_What you need to do_
From the records below, extract all the text exactly and leave the images behind.

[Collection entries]
═══

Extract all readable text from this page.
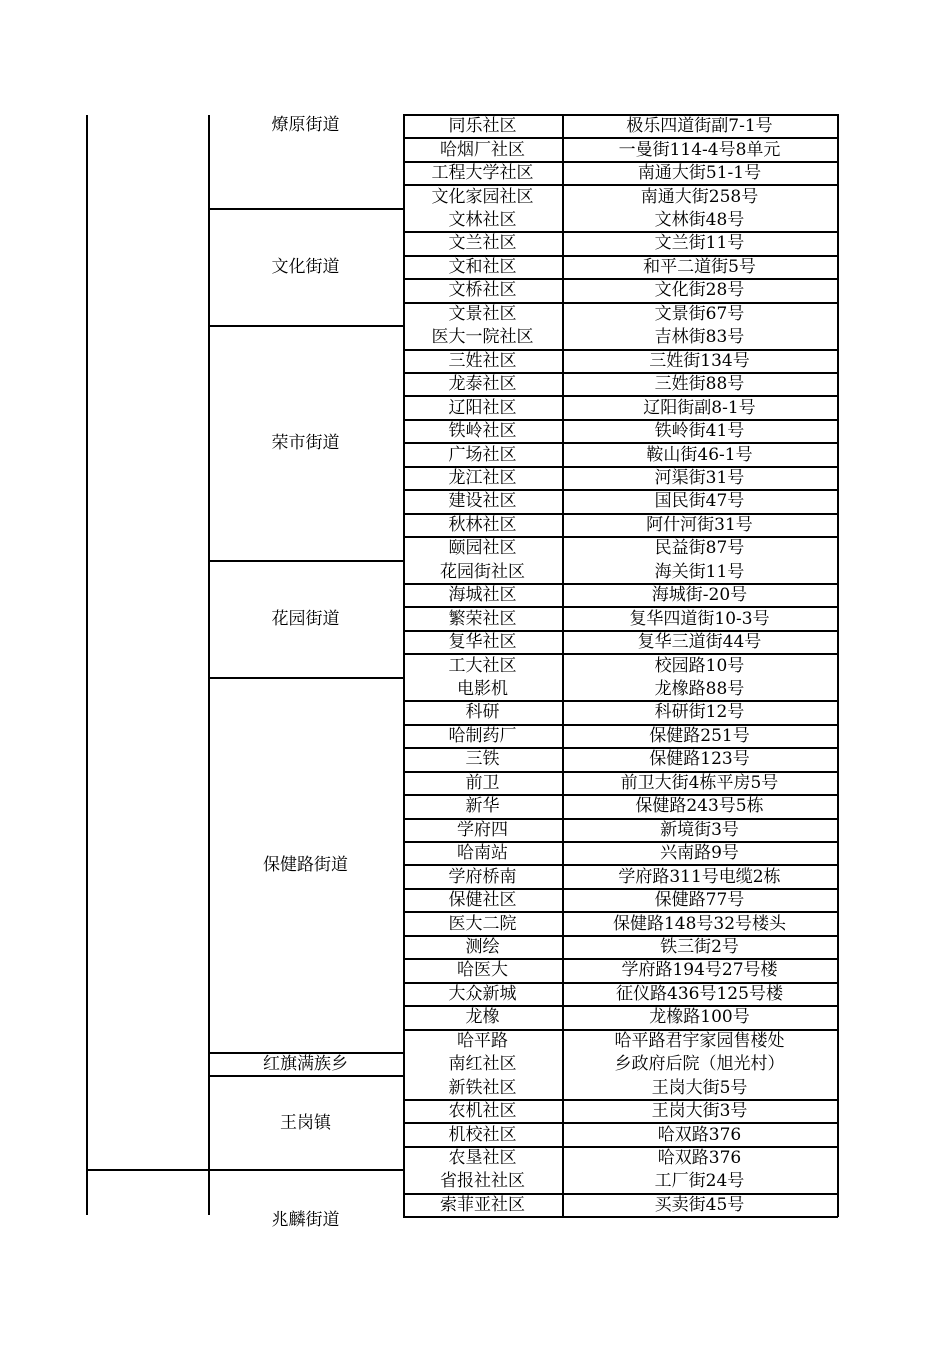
燎原街道	同乐社区	极乐四道街副7-1号
哈烟厂社区	一曼街114-4号8单元
工程大学社区	南通大街51-1号
文化家园社区	南通大街258号
文化街道
文林社区	文林街48号
文兰社区	文兰街11号
文和社区	和平二道街5号
文桥社区	文化街28号
文景社区	文景街67号
荣市街道
医大一院社区	吉林街83号
三姓社区	三姓街134号
龙泰社区	三姓街88号
辽阳社区	辽阳街副8-1号
铁岭社区	铁岭街41号
广场社区	鞍山街46-1号
龙江社区	河渠街31号
建设社区	国民街47号
秋林社区	阿什河街31号
颐园社区	民益街87号
花园街道
花园街社区	海关街11号
海城社区	海城街-20号
繁荣社区	复华四道街10-3号
复华社区	复华三道街44号
工大社区	校园路10号
保健路街道
电影机	龙橡路88号
科研	科研街12号
哈制药厂	保健路251号
三铁	保健路123号
前卫	前卫大街4栋平房5号
新华	保健路243号5栋
学府四	新境街3号
哈南站	兴南路9号
学府桥南	学府路311号电缆2栋
保健社区	保健路77号
医大二院	保健路148号32号楼头
测绘	铁三街2号
哈医大	学府路194号27号楼
大众新城	征仪路436号125号楼
龙橡	龙橡路100号
哈平路	哈平路君宇家园售楼处
红旗满族乡	南红社区	乡政府后院（旭光村）
王岗镇
新铁社区	王岗大街5号
农机社区	王岗大街3号
机校社区	哈双路376
农垦社区	哈双路376
兆麟街道
省报社社区	工厂街24号
索菲亚社区	买卖街45号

═══

_Reply_
Extract all readable text from this page.
燎原街道	同乐社区	极乐四道街副7-1号
哈烟厂社区	一曼街114-4号8单元
工程大学社区	南通大街51-1号
文化家园社区	南通大街258号
文化街道
文林社区	文林街48号
文兰社区	文兰街11号
文和社区	和平二道街5号
文桥社区	文化街28号
文景社区	文景街67号
荣市街道
医大一院社区	吉林街83号
三姓社区	三姓街134号
龙泰社区	三姓街88号
辽阳社区	辽阳街副8-1号
铁岭社区	铁岭街41号
广场社区	鞍山街46-1号
龙江社区	河渠街31号
建设社区	国民街47号
秋林社区	阿什河街31号
颐园社区	民益街87号
花园街道
花园街社区	海关街11号
海城社区	海城街-20号
繁荣社区	复华四道街10-3号
复华社区	复华三道街44号
工大社区	校园路10号
保健路街道
电影机	龙橡路88号
科研	科研街12号
哈制药厂	保健路251号
三铁	保健路123号
前卫	前卫大街4栋平房5号
新华	保健路243号5栋
学府四	新境街3号
哈南站	兴南路9号
学府桥南	学府路311号电缆2栋
保健社区	保健路77号
医大二院	保健路148号32号楼头
测绘	铁三街2号
哈医大	学府路194号27号楼
大众新城	征仪路436号125号楼
龙橡	龙橡路100号
哈平路	哈平路君宇家园售楼处
红旗满族乡	南红社区	乡政府后院（旭光村）
王岗镇
新铁社区	王岗大街5号
农机社区	王岗大街3号
机校社区	哈双路376
农垦社区	哈双路376
兆麟街道
省报社社区	工厂街24号
索菲亚社区	买卖街45号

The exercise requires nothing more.